-------- DATASET RECORDS
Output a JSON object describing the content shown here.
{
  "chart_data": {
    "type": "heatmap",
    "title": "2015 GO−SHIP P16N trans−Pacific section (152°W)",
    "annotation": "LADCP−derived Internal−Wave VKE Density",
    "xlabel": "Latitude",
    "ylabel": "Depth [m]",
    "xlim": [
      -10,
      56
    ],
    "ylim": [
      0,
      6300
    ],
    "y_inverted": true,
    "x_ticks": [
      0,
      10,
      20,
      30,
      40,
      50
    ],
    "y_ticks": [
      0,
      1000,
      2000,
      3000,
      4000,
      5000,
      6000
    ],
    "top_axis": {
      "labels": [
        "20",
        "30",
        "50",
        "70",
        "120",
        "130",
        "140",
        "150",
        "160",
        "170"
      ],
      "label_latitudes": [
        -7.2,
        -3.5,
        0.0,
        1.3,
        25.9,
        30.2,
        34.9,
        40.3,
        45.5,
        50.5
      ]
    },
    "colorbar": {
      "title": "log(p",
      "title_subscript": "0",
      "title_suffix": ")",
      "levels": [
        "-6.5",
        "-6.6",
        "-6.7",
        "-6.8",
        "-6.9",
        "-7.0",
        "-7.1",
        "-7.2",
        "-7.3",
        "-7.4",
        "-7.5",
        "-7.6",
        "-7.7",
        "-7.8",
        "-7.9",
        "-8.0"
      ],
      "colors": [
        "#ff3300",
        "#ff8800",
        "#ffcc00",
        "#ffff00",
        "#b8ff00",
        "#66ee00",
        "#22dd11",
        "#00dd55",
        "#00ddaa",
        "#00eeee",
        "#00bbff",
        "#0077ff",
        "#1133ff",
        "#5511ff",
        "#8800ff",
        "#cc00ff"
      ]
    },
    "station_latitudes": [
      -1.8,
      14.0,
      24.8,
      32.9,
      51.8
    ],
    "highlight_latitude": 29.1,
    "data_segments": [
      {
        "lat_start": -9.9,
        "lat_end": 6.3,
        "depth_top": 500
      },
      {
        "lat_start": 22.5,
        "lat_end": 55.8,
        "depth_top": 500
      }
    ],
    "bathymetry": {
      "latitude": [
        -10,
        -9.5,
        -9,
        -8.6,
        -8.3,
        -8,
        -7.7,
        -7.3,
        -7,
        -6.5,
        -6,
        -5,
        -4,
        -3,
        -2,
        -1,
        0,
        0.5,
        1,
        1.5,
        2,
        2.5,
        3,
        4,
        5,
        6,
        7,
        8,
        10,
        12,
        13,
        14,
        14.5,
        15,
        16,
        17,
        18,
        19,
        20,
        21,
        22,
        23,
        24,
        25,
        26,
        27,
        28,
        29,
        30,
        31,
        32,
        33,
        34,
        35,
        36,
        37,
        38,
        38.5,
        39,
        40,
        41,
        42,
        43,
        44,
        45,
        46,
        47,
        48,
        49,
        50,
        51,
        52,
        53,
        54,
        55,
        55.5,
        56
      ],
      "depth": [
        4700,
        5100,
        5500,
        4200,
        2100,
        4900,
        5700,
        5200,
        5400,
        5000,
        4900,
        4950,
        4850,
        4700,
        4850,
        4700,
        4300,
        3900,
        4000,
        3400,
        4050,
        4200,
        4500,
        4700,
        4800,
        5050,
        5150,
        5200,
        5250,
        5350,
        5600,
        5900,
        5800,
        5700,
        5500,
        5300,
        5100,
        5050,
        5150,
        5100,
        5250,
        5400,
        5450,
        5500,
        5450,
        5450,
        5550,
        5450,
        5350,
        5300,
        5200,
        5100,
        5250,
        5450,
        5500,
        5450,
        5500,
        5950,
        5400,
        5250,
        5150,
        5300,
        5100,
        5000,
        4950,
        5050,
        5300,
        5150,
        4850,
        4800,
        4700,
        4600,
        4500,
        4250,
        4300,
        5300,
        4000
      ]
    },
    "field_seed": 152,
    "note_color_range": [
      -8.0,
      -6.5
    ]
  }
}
----------------
= WORK TO DO =
Copy out each record from above, exactly.

= EXERCISE RESULT =
Output a JSON object describing the content shown here.
{
  "chart_data": {
    "type": "heatmap",
    "title": "2015 GO−SHIP P16N trans−Pacific section (152°W)",
    "annotation": "LADCP−derived Internal−Wave VKE Density",
    "xlabel": "Latitude",
    "ylabel": "Depth [m]",
    "xlim": [
      -10,
      56
    ],
    "ylim": [
      0,
      6300
    ],
    "y_inverted": true,
    "x_ticks": [
      0,
      10,
      20,
      30,
      40,
      50
    ],
    "y_ticks": [
      0,
      1000,
      2000,
      3000,
      4000,
      5000,
      6000
    ],
    "top_axis": {
      "labels": [
        "20",
        "30",
        "50",
        "70",
        "120",
        "130",
        "140",
        "150",
        "160",
        "170"
      ],
      "label_latitudes": [
        -7.2,
        -3.5,
        0.0,
        1.3,
        25.9,
        30.2,
        34.9,
        40.3,
        45.5,
        50.5
      ]
    },
    "colorbar": {
      "title": "log(p",
      "title_subscript": "0",
      "title_suffix": ")",
      "levels": [
        "-6.5",
        "-6.6",
        "-6.7",
        "-6.8",
        "-6.9",
        "-7.0",
        "-7.1",
        "-7.2",
        "-7.3",
        "-7.4",
        "-7.5",
        "-7.6",
        "-7.7",
        "-7.8",
        "-7.9",
        "-8.0"
      ],
      "colors": [
        "#ff3300",
        "#ff8800",
        "#ffcc00",
        "#ffff00",
        "#b8ff00",
        "#66ee00",
        "#22dd11",
        "#00dd55",
        "#00ddaa",
        "#00eeee",
        "#00bbff",
        "#0077ff",
        "#1133ff",
        "#5511ff",
        "#8800ff",
        "#cc00ff"
      ]
    },
    "station_latitudes": [
      -1.8,
      14.0,
      24.8,
      32.9,
      51.8
    ],
    "highlight_latitude": 29.1,
    "data_segments": [
      {
        "lat_start": -9.9,
        "lat_end": 6.3,
        "depth_top": 500
      },
      {
        "lat_start": 22.5,
        "lat_end": 55.8,
        "depth_top": 500
      }
    ],
    "bathymetry": {
      "latitude": [
        -10,
        -9.5,
        -9,
        -8.6,
        -8.3,
        -8,
        -7.7,
        -7.3,
        -7,
        -6.5,
        -6,
        -5,
        -4,
        -3,
        -2,
        -1,
        0,
        0.5,
        1,
        1.5,
        2,
        2.5,
        3,
        4,
        5,
        6,
        7,
        8,
        10,
        12,
        13,
        14,
        14.5,
        15,
        16,
        17,
        18,
        19,
        20,
        21,
        22,
        23,
        24,
        25,
        26,
        27,
        28,
        29,
        30,
        31,
        32,
        33,
        34,
        35,
        36,
        37,
        38,
        38.5,
        39,
        40,
        41,
        42,
        43,
        44,
        45,
        46,
        47,
        48,
        49,
        50,
        51,
        52,
        53,
        54,
        55,
        55.5,
        56
      ],
      "depth": [
        4700,
        5100,
        5500,
        4200,
        2100,
        4900,
        5700,
        5200,
        5400,
        5000,
        4900,
        4950,
        4850,
        4700,
        4850,
        4700,
        4300,
        3900,
        4000,
        3400,
        4050,
        4200,
        4500,
        4700,
        4800,
        5050,
        5150,
        5200,
        5250,
        5350,
        5600,
        5900,
        5800,
        5700,
        5500,
        5300,
        5100,
        5050,
        5150,
        5100,
        5250,
        5400,
        5450,
        5500,
        5450,
        5450,
        5550,
        5450,
        5350,
        5300,
        5200,
        5100,
        5250,
        5450,
        5500,
        5450,
        5500,
        5950,
        5400,
        5250,
        5150,
        5300,
        5100,
        5000,
        4950,
        5050,
        5300,
        5150,
        4850,
        4800,
        4700,
        4600,
        4500,
        4250,
        4300,
        5300,
        4000
      ]
    },
    "field_seed": 152,
    "note_color_range": [
      -8.0,
      -6.5
    ]
  }
}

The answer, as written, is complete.